--- Instructions for the task ---
Extend the mailing-list reply about /afs being missing on some OpenAFS clients, beginning after its final sentence.

--- Document ---
[OpenAFS] /afs does not exist

Dexter 'Kim' Kimball dhk@ccre.com
Tue, 13 Apr 2004 11:07:08 -0600




>
> >Is /afs available on other AFS clients?  That rules out some
> possibilities.
> >
>
> Yes, on some of them. 50% have this problem though.

That's interesting.  One I can understand.  50% gives me a pause ... unless
of course you only have 2 clients :)

>
> >I'd go to a well-behaved client, cd /afs, fs flushv, cd /afs and see if
> >/afs
> >is still available on that client.
>
> Yes, tried this and /afs was still available.
>
> >

> vos exa root.afs gave (on well behaved client):
>
>
> vos exa root.afs.readonly gace:
> >

These are both fine.

I do suggest creating an RO on   "server rsl155 partition /vicepa RW
ite"  -- same server, same partition as RW -- doesn't cost much since such a
RO is COW/clone and will allow rsl155 to be used as an RO failover site.
(Client won't fail over to the RW if it's supposed to get an RO, and when
root.afs is replicated the client will be looking for an RO.)

--- Supplied data ---

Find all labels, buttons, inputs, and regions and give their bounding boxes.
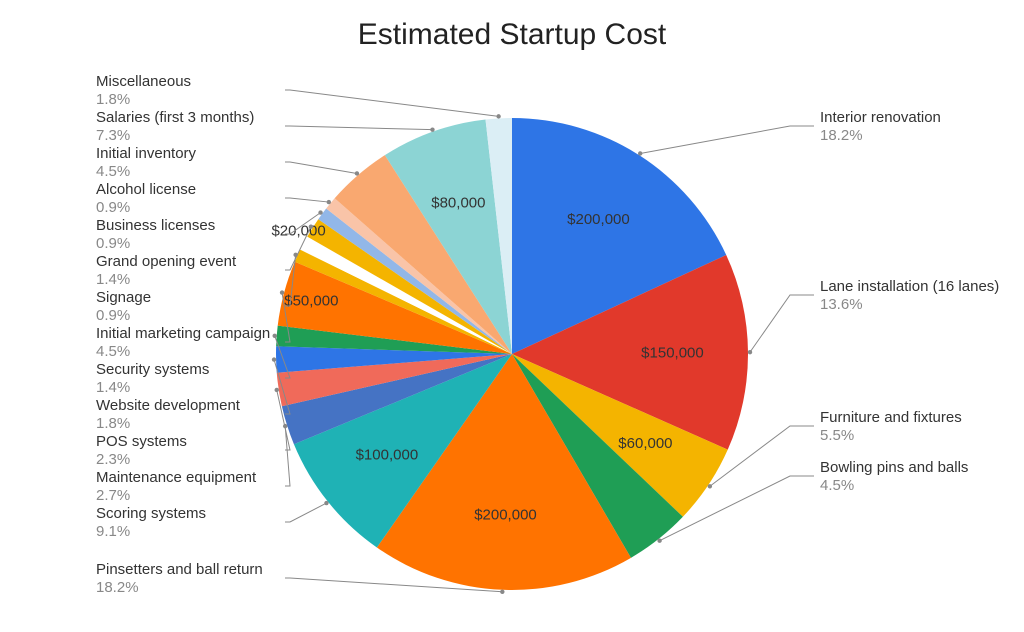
slice-label-name: Alcohol license bbox=[96, 181, 196, 198]
slice-label-name: Maintenance equipment bbox=[96, 469, 256, 486]
slice-label: Bowling pins and balls4.5% bbox=[820, 459, 968, 495]
slice-value-label: $20,000 bbox=[271, 222, 325, 239]
leader-line bbox=[285, 162, 357, 173]
slice-label-pct: 4.5% bbox=[96, 343, 270, 360]
slice-label: Signage0.9% bbox=[96, 289, 151, 325]
slice-label-pct: 2.3% bbox=[96, 451, 187, 468]
slice-label-name: Initial inventory bbox=[96, 145, 196, 162]
slice-label-pct: 18.2% bbox=[820, 127, 941, 144]
leader-line bbox=[640, 126, 814, 153]
slice-label-pct: 5.5% bbox=[820, 427, 962, 444]
slice-label: Lane installation (16 lanes)13.6% bbox=[820, 278, 999, 314]
slice-label-pct: 9.1% bbox=[96, 523, 206, 540]
slice-label: Alcohol license0.9% bbox=[96, 181, 196, 217]
slice-value-label: $80,000 bbox=[431, 195, 485, 212]
slice-label-name: Pinsetters and ball return bbox=[96, 561, 263, 578]
slice-label-name: Grand opening event bbox=[96, 253, 236, 270]
slice-value-label: $100,000 bbox=[356, 447, 419, 464]
leader-line bbox=[285, 503, 326, 522]
slice-label-name: Bowling pins and balls bbox=[820, 459, 968, 476]
slice-label-name: Signage bbox=[96, 289, 151, 306]
leader-line bbox=[285, 126, 432, 130]
slice-label-name: Salaries (first 3 months) bbox=[96, 109, 254, 126]
leader-line bbox=[285, 90, 499, 116]
slice-value-label: $200,000 bbox=[567, 211, 630, 228]
slice-value-label: $60,000 bbox=[618, 435, 672, 452]
slice-label-pct: 1.8% bbox=[96, 415, 240, 432]
slice-label: Website development1.8% bbox=[96, 397, 240, 433]
slice-label-pct: 4.5% bbox=[820, 477, 968, 494]
slice-label-name: Security systems bbox=[96, 361, 209, 378]
slice-label-name: Website development bbox=[96, 397, 240, 414]
slice-label: Maintenance equipment2.7% bbox=[96, 469, 256, 505]
slice-label-pct: 1.4% bbox=[96, 379, 209, 396]
slice-label: Salaries (first 3 months)7.3% bbox=[96, 109, 254, 145]
slice-label-pct: 1.4% bbox=[96, 271, 236, 288]
slice-label: Miscellaneous1.8% bbox=[96, 73, 191, 109]
slice-label: Business licenses0.9% bbox=[96, 217, 215, 253]
slice-label: Pinsetters and ball return18.2% bbox=[96, 561, 263, 597]
leader-line bbox=[750, 295, 814, 352]
slice-label: Initial inventory4.5% bbox=[96, 145, 196, 181]
slice-value-label: $200,000 bbox=[474, 506, 537, 523]
slice-label-name: Furniture and fixtures bbox=[820, 409, 962, 426]
slice-value-label: $50,000 bbox=[284, 292, 338, 309]
slice-label-pct: 4.5% bbox=[96, 163, 196, 180]
slice-label-pct: 2.7% bbox=[96, 487, 256, 504]
slice-label-name: Miscellaneous bbox=[96, 73, 191, 90]
leader-line bbox=[285, 426, 290, 486]
slice-label-name: Initial marketing campaign bbox=[96, 325, 270, 342]
slice-label: Security systems1.4% bbox=[96, 361, 209, 397]
slice-label: Scoring systems9.1% bbox=[96, 505, 206, 541]
slice-label-pct: 13.6% bbox=[820, 296, 999, 313]
slice-label-name: Lane installation (16 lanes) bbox=[820, 278, 999, 295]
slice-label-pct: 7.3% bbox=[96, 127, 254, 144]
slice-label-pct: 0.9% bbox=[96, 235, 215, 252]
slice-label: Interior renovation18.2% bbox=[820, 109, 941, 145]
slice-label-pct: 0.9% bbox=[96, 199, 196, 216]
slice-label-pct: 0.9% bbox=[96, 307, 151, 324]
slice-label-name: Interior renovation bbox=[820, 109, 941, 126]
slice-label: Furniture and fixtures5.5% bbox=[820, 409, 962, 445]
slice-label-name: Business licenses bbox=[96, 217, 215, 234]
slice-label: POS systems2.3% bbox=[96, 433, 187, 469]
slice-value-label: $150,000 bbox=[641, 345, 704, 362]
slice-label-name: Scoring systems bbox=[96, 505, 206, 522]
slice-label: Initial marketing campaign4.5% bbox=[96, 325, 270, 361]
slice-label-pct: 18.2% bbox=[96, 579, 263, 596]
slice-label-name: POS systems bbox=[96, 433, 187, 450]
leader-line bbox=[285, 198, 329, 202]
slice-label: Grand opening event1.4% bbox=[96, 253, 236, 289]
slice-label-pct: 1.8% bbox=[96, 91, 191, 108]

--- Result of this exercise ---
Are you able to "vos listvl root.afs" from a good client/bad client?

> >
> >rxdebug <hostname> 7001    will give you some info about activity on the
> >AFS
> >client's callback port
>
> On a working client:

Nothing conclusive here, but nothing unexpected either.  rs155 has talked to
a fileserver (apparently itself) and still has an open connection.

>
> rsl55:/afs/.uk.baplc.com# rxdebug rsl55 7001
> Trying 167.156.154.55 (port 7001):
> Free packets: 130, packet reclaims: 0, calls: 101338, used FDs: 64
> not waiting for packets.
> 0 calls waiting for a thread
> 1 threads are idle
> Connection from host 167.156.154.55, port 7000, Cuid 9915c0ac/1817cfe8
>   serial 128760,  natMTU 1444, flags pktCksum, security index 2,
> client conn
>   rxkad: level clear, flags pktCksum
>   Received 271944 bytes in 2518 packets
>   Sent 180088696 bytes in 128706 packets
>     call 0: # 2518, state dally, mode: receiving, flags: receive_done
>     call 1: # 0, state not initialized
>     call 2: # 0, state not initialized
>     call 3: # 0, state not initialized
> Done.


While rs156 either hasn't talked to a fileserver recently or at all -- in
any case there's no connection.

?????  Someone correct me if I'm wrong ... IIRC the connections to 7001 from
a given fileserver will time out after a period of non use???

>
> On a broekn client:
>
> rsl56:/# rxdebug rsl56 7001
> Trying 167.156.154.56 (port 7001):
> Free packets: 130, packet reclaims: 0, calls: 79437, used FDs: 64
> not waiting for packets.
> 0 calls waiting for a thread
> 1 threads are idle
> Done.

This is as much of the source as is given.